◆ Your goal ◆
An exact reproduction of the records is required, with all images left out.

◆ Dataset rows ◆
▬▬▬▬▬▬▬▬▬▬

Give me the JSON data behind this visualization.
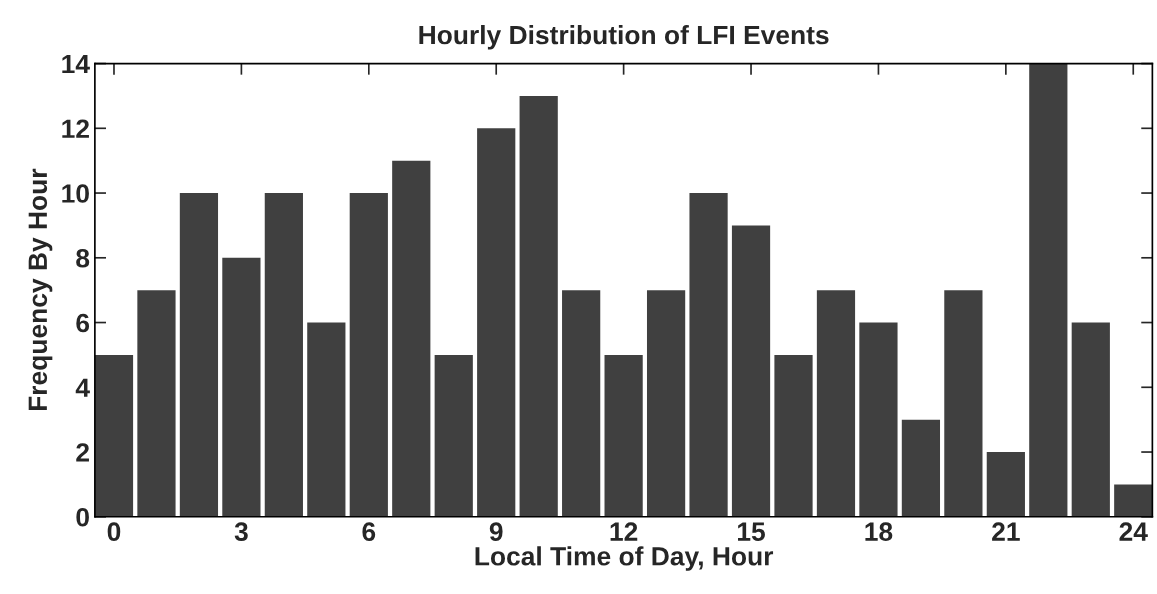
{
  "chart_data": {
    "type": "bar",
    "title": "Hourly Distribution of LFI Events",
    "xlabel": "Local Time of Day, Hour",
    "ylabel": "Frequency By Hour",
    "x": [
      0,
      1,
      2,
      3,
      4,
      5,
      6,
      7,
      8,
      9,
      10,
      11,
      12,
      13,
      14,
      15,
      16,
      17,
      18,
      19,
      20,
      21,
      22,
      23,
      24
    ],
    "series": [
      {
        "color": "#404040",
        "values": [
          5,
          7,
          10,
          8,
          10,
          6,
          10,
          11,
          5,
          12,
          13,
          7,
          5,
          7,
          10,
          9,
          5,
          7,
          6,
          3,
          7,
          2,
          14,
          6,
          1
        ]
      }
    ],
    "xlim": [
      -0.45,
      24.45
    ],
    "ylim": [
      0,
      14
    ],
    "xticks": [
      0,
      3,
      6,
      9,
      12,
      15,
      18,
      21,
      24
    ],
    "yticks": [
      0,
      2,
      4,
      6,
      8,
      10,
      12,
      14
    ],
    "grid": false,
    "legend": false
  }
}
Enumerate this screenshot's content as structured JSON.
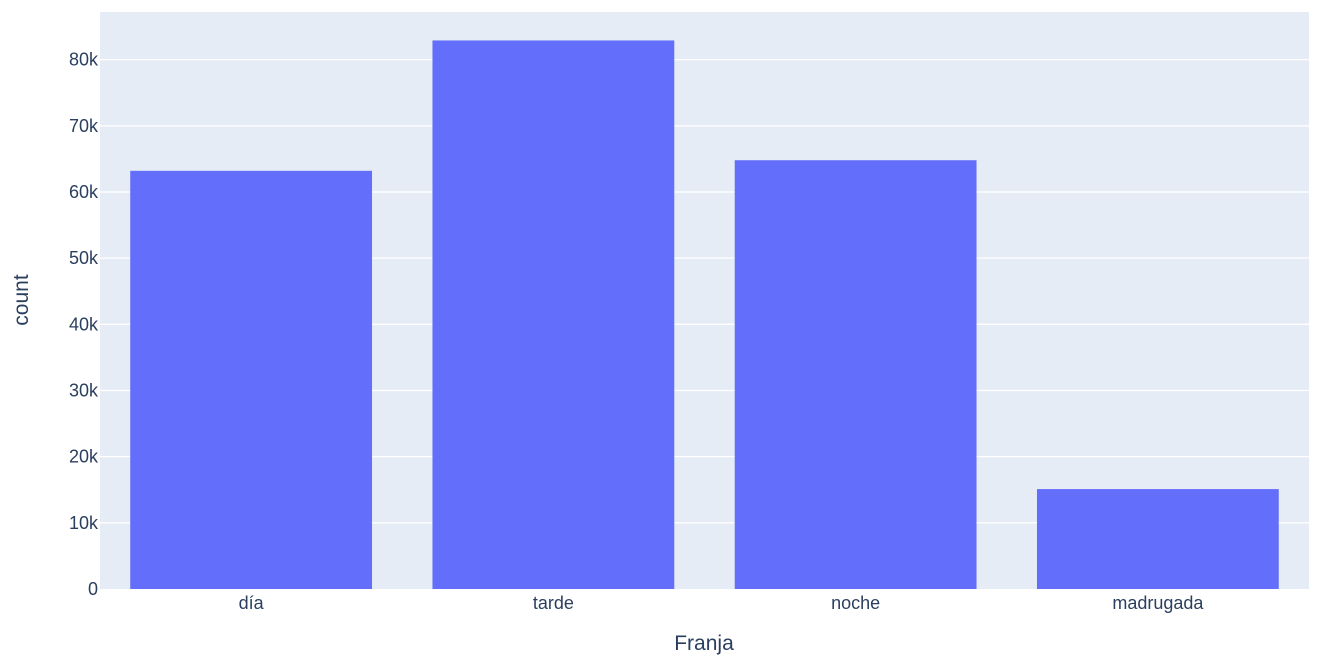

▬▬▬▬▬▬▬▬▬▬

◆ Solved exercise ◆
Give me the JSON data behind this visualization.
{
  "chart_data": {
    "type": "bar",
    "title": "Hourly Distribution of LFI Events",
    "xlabel": "Local Time of Day, Hour",
    "ylabel": "Frequency By Hour",
    "x": [
      0,
      1,
      2,
      3,
      4,
      5,
      6,
      7,
      8,
      9,
      10,
      11,
      12,
      13,
      14,
      15,
      16,
      17,
      18,
      19,
      20,
      21,
      22,
      23,
      24
    ],
    "series": [
      {
        "color": "#404040",
        "values": [
          5,
          7,
          10,
          8,
          10,
          6,
          10,
          11,
          5,
          12,
          13,
          7,
          5,
          7,
          10,
          9,
          5,
          7,
          6,
          3,
          7,
          2,
          14,
          6,
          1
        ]
      }
    ],
    "xlim": [
      -0.45,
      24.45
    ],
    "ylim": [
      0,
      14
    ],
    "xticks": [
      0,
      3,
      6,
      9,
      12,
      15,
      18,
      21,
      24
    ],
    "yticks": [
      0,
      2,
      4,
      6,
      8,
      10,
      12,
      14
    ],
    "grid": false,
    "legend": false
  }
}
Enumerate this screenshot's content as structured JSON.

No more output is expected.